- Set exercise 1
According to the article about Rahul Gandhi, in what year did he enter the electoral stage?
- Set exercise 2
Resume the article about Rahul Gandhi after its last sentence and carry it forward.

- Document section
┏━━

Rahul Gandhi of Congress holds up a poster calling for justice for RO and ARO position examinees during the party's Bharat Jodo Nyay Yatra. Photo: X/@INCUttarPradesh

Now, when did Rahul Gandhi, Congress heir and now gung ho politician go from being a breezy ‘liberal’ to becoming a gritty ‘progressive’ ? For over two decades, ever since he leapt on the electoral stage in 2004, Rahul Gandhi has come a long way from being perennially gone in a gap year, to swooping in to save the sacred hills of Niyamgiri tribes in Orissa, to riding on a bike to Bhatta Parausal in western UP at midnight to show solidarity with farmers who were killed by then Mayawati government; or spending a night with a tribal family in their mud hut in Bundelhand, UP.

Rahul has swung from slamming big corporations and crony capitalism to eco- austerity, religious faiths and inclusivity–and all the rest in between that so captivates liberal elites. Typically, they are mostly urban, upper caste, alumni of top dog league universities and have top jobs from multi-national corporations to policy institutes to pulpit journalism.

┗━━

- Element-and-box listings
┏━━

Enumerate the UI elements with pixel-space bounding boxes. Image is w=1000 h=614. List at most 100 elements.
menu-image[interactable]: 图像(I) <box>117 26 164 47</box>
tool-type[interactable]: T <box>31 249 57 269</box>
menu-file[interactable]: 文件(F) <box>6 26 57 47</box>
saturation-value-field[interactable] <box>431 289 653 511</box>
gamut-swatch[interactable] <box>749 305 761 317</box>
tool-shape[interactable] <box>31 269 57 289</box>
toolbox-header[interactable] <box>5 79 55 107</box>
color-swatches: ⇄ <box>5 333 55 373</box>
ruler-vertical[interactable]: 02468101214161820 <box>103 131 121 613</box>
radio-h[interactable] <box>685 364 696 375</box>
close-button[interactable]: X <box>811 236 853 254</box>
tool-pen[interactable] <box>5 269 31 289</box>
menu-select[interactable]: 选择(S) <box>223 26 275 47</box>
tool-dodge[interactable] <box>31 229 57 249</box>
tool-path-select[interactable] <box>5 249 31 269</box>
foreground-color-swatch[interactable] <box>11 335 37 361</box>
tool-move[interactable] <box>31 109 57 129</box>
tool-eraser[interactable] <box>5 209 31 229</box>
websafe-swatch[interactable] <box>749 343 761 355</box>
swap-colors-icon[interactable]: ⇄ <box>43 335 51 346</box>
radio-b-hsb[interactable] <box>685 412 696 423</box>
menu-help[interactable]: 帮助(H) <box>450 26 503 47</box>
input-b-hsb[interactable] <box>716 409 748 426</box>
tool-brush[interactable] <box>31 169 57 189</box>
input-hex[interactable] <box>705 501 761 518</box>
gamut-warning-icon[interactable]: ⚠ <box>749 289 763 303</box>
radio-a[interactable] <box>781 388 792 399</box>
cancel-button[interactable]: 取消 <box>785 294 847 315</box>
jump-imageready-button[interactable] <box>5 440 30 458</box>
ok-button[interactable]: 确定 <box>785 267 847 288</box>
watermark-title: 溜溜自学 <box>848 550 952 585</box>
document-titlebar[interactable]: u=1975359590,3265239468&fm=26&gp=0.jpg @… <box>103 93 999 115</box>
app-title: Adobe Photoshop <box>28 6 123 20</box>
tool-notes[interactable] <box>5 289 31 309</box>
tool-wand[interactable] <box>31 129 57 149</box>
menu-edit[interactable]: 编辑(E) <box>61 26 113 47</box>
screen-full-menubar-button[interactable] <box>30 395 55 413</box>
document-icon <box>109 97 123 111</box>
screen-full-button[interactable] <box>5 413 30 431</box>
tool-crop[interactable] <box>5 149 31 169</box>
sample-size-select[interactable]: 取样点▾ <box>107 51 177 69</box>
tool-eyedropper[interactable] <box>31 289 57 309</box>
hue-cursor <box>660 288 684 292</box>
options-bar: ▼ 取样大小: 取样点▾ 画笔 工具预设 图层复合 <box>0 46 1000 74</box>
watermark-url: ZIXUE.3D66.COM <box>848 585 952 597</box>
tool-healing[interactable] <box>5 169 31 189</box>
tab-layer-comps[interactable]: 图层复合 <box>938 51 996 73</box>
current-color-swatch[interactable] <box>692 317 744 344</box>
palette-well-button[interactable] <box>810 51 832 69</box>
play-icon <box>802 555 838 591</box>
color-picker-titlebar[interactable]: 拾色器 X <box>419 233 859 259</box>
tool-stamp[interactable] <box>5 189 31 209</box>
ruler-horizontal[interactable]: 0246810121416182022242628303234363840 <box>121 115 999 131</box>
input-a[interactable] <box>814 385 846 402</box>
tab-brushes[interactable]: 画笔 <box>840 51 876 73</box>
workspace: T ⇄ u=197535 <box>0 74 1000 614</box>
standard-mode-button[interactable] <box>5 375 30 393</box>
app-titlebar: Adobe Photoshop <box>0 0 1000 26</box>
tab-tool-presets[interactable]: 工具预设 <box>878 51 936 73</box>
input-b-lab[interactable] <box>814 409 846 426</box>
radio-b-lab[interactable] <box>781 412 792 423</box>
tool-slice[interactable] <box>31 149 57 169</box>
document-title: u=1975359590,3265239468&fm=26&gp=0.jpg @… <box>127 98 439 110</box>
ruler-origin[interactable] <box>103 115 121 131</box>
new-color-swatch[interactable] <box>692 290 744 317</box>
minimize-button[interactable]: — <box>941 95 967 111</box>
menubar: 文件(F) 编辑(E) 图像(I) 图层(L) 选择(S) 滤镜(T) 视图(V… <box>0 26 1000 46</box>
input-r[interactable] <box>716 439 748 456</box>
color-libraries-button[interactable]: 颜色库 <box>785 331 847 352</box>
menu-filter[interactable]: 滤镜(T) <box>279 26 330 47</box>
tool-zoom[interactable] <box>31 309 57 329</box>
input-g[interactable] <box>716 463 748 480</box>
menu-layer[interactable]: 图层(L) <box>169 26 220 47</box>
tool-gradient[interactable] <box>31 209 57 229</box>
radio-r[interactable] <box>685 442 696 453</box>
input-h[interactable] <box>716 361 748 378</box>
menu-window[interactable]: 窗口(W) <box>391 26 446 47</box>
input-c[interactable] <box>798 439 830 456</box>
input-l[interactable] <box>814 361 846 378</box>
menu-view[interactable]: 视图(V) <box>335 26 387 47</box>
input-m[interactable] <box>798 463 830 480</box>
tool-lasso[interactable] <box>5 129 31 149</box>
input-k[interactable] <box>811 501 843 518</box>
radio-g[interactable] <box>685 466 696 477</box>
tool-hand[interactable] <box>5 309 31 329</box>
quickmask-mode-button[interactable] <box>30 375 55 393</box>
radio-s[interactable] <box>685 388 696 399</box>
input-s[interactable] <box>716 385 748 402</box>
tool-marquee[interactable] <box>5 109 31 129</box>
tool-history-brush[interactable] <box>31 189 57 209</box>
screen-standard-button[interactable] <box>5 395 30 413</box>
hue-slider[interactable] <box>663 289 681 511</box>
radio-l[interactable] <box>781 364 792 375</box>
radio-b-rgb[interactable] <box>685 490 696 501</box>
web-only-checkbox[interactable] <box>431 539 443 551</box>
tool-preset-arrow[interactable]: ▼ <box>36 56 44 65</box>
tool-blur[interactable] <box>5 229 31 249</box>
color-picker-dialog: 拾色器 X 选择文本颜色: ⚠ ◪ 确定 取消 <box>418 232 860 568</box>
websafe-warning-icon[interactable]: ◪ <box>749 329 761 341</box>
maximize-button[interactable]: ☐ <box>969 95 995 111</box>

┗━━

- Answer 1
2004

- Answer 2
They’ve been mocked as Latte Liberals, Bollinger Bolshoviks, and a lot more, with a side of smashed avocado on sourdough bread and chocolate rubble. Their noble mission is to save the millions of poor unwashed and brainwashed masses from autocracy and dictatorship, even though ironically, as the just concluded election has shown that it was not the urbane city slicker who rejected the divisive BJP and Narendra Modi, but the poor and impoverished in the vast outbacks of the dustbowl of India, who cut Modi’s dream of yet another brute majority in Parliament.

This, despite the fact that they will be kicked in their stomach when booth wise results are released and their daily meagre sustenance stopped by a vengeful administration.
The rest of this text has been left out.